===== Task material
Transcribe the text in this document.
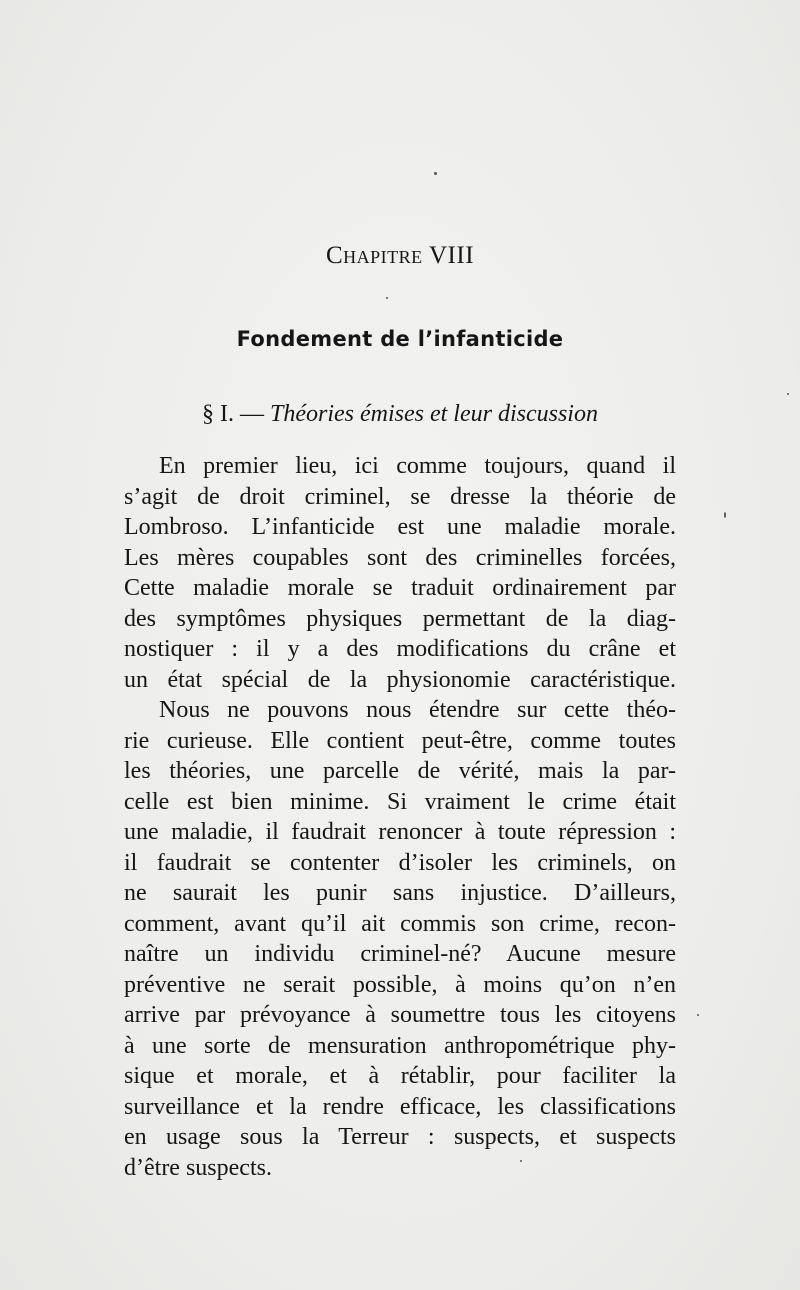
Chapitre VIII
Fondement de l’infanticide
§ I. — Théories émises et leur discussion
En premier lieu, ici comme toujours, quand il
s’agit de droit criminel, se dresse la théorie de
Lombroso. L’infanticide est une maladie morale.
Les mères coupables sont des criminelles forcées,
Cette maladie morale se traduit ordinairement par
des symptômes physiques permettant de la diag-
nostiquer : il y a des modifications du crâne et
un état spécial de la physionomie caractéristique.
Nous ne pouvons nous étendre sur cette théo-
rie curieuse. Elle contient peut-être, comme toutes
les théories, une parcelle de vérité, mais la par-
celle est bien minime. Si vraiment le crime était
une maladie, il faudrait renoncer à toute répression :
il faudrait se contenter d’isoler les criminels, on
ne saurait les punir sans injustice. D’ailleurs,
comment, avant qu’il ait commis son crime, recon-
naître un individu criminel-né? Aucune mesure
préventive ne serait possible, à moins qu’on n’en
arrive par prévoyance à soumettre tous les citoyens
à une sorte de mensuration anthropométrique phy-
sique et morale, et à rétablir, pour faciliter la
surveillance et la rendre efficace, les classifications
en usage sous la Terreur : suspects, et suspects
d’être suspects.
==========
# [Exercise task]
Using the entries above, tally how many lines have the word "faudrait" in them; write the number and nothing more.

# [Task output]
2